Data to use start

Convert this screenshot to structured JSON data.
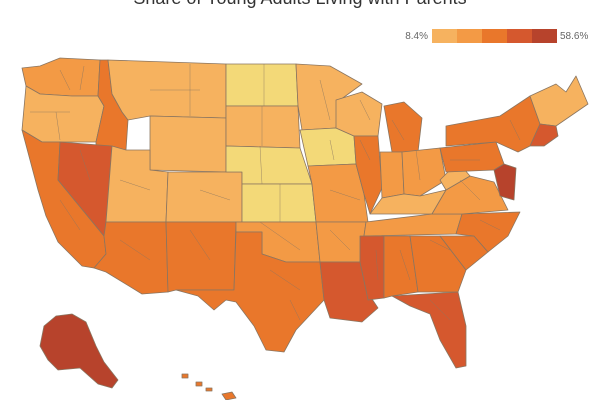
{
  "title": "Share of Young Adults Living with Parents",
  "legend": {
    "min_label": "8.4%",
    "max_label": "58.6%",
    "colors": [
      "#f3d978",
      "#f6b25f",
      "#f39a45",
      "#e9772b",
      "#d5582e",
      "#b7432c"
    ]
  },
  "map": {
    "region": "United States",
    "level": "congressional districts",
    "border_color": "#8a7560"
  }
}
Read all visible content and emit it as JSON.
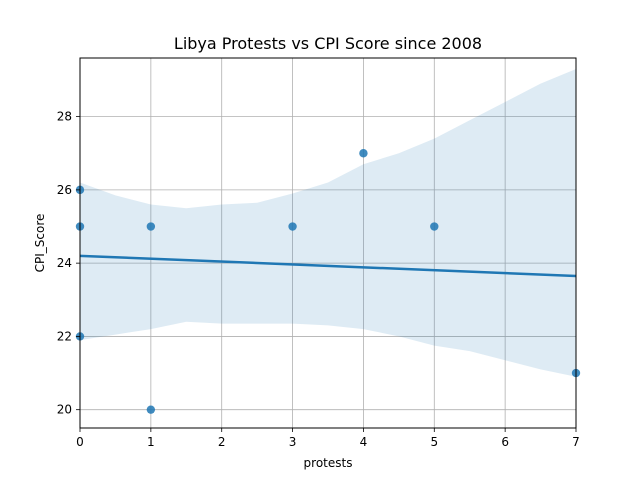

Data to use end

Description of the task — Reproduce each record above by retyping it exactly; omit all images.

Result of the exercise —
Convert this screenshot to structured JSON data.
{
  "title": "Share of Young Adults Living with Parents",
  "legend": {
    "min_label": "8.4%",
    "max_label": "58.6%",
    "colors": [
      "#f3d978",
      "#f6b25f",
      "#f39a45",
      "#e9772b",
      "#d5582e",
      "#b7432c"
    ]
  },
  "map": {
    "region": "United States",
    "level": "congressional districts",
    "border_color": "#8a7560"
  }
}
Read all visible content and emit it as JSON.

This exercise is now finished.